##### RECORD EXTRACTS

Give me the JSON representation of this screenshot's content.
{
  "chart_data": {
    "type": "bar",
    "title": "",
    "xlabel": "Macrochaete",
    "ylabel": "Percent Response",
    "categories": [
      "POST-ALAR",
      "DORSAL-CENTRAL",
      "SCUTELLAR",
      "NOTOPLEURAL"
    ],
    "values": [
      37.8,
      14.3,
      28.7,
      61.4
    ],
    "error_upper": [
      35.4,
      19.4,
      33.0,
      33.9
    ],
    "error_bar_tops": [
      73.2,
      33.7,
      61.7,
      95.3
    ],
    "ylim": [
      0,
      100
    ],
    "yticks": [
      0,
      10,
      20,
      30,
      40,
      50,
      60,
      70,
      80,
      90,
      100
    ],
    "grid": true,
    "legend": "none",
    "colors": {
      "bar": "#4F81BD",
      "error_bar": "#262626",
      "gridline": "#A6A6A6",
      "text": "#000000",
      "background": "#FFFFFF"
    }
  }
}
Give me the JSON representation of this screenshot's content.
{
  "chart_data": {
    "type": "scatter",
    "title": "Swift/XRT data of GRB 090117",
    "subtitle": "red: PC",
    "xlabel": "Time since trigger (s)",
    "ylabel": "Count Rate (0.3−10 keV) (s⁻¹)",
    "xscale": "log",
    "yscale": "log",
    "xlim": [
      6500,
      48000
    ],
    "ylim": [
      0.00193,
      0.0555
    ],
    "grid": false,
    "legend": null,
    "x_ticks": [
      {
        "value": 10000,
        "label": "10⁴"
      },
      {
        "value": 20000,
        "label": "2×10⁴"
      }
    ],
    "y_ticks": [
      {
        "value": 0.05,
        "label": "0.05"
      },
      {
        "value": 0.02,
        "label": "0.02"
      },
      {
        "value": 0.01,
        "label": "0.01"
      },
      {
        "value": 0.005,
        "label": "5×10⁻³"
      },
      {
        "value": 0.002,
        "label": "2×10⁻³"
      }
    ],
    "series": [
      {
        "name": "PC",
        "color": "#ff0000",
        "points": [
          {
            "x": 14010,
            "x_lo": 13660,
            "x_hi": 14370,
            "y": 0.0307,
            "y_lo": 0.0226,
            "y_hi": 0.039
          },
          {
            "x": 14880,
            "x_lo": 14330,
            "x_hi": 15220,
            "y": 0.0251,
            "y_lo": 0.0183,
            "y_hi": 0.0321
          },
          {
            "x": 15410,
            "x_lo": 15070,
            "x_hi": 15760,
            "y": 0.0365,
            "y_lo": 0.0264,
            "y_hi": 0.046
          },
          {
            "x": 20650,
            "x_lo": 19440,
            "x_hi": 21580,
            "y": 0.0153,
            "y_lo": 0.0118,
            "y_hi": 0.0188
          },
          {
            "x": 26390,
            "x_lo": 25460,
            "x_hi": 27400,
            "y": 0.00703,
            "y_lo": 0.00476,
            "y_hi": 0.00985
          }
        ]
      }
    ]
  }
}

##########

WHAT THIS TASK INVOLVES: Every record above should be copied exactly.

FINISHED ANSWER:
Give me the JSON representation of this screenshot's content.
{
  "chart_data": {
    "type": "bar",
    "title": "",
    "xlabel": "Macrochaete",
    "ylabel": "Percent Response",
    "categories": [
      "POST-ALAR",
      "DORSAL-CENTRAL",
      "SCUTELLAR",
      "NOTOPLEURAL"
    ],
    "values": [
      37.8,
      14.3,
      28.7,
      61.4
    ],
    "error_upper": [
      35.4,
      19.4,
      33.0,
      33.9
    ],
    "error_bar_tops": [
      73.2,
      33.7,
      61.7,
      95.3
    ],
    "ylim": [
      0,
      100
    ],
    "yticks": [
      0,
      10,
      20,
      30,
      40,
      50,
      60,
      70,
      80,
      90,
      100
    ],
    "grid": true,
    "legend": "none",
    "colors": {
      "bar": "#4F81BD",
      "error_bar": "#262626",
      "gridline": "#A6A6A6",
      "text": "#000000",
      "background": "#FFFFFF"
    }
  }
}
Give me the JSON representation of this screenshot's content.
{
  "chart_data": {
    "type": "scatter",
    "title": "Swift/XRT data of GRB 090117",
    "subtitle": "red: PC",
    "xlabel": "Time since trigger (s)",
    "ylabel": "Count Rate (0.3−10 keV) (s⁻¹)",
    "xscale": "log",
    "yscale": "log",
    "xlim": [
      6500,
      48000
    ],
    "ylim": [
      0.00193,
      0.0555
    ],
    "grid": false,
    "legend": null,
    "x_ticks": [
      {
        "value": 10000,
        "label": "10⁴"
      },
      {
        "value": 20000,
        "label": "2×10⁴"
      }
    ],
    "y_ticks": [
      {
        "value": 0.05,
        "label": "0.05"
      },
      {
        "value": 0.02,
        "label": "0.02"
      },
      {
        "value": 0.01,
        "label": "0.01"
      },
      {
        "value": 0.005,
        "label": "5×10⁻³"
      },
      {
        "value": 0.002,
        "label": "2×10⁻³"
      }
    ],
    "series": [
      {
        "name": "PC",
        "color": "#ff0000",
        "points": [
          {
            "x": 14010,
            "x_lo": 13660,
            "x_hi": 14370,
            "y": 0.0307,
            "y_lo": 0.0226,
            "y_hi": 0.039
          },
          {
            "x": 14880,
            "x_lo": 14330,
            "x_hi": 15220,
            "y": 0.0251,
            "y_lo": 0.0183,
            "y_hi": 0.0321
          },
          {
            "x": 15410,
            "x_lo": 15070,
            "x_hi": 15760,
            "y": 0.0365,
            "y_lo": 0.0264,
            "y_hi": 0.046
          },
          {
            "x": 20650,
            "x_lo": 19440,
            "x_hi": 21580,
            "y": 0.0153,
            "y_lo": 0.0118,
            "y_hi": 0.0188
          },
          {
            "x": 26390,
            "x_lo": 25460,
            "x_hi": 27400,
            "y": 0.00703,
            "y_lo": 0.00476,
            "y_hi": 0.00985
          }
        ]
      }
    ]
  }
}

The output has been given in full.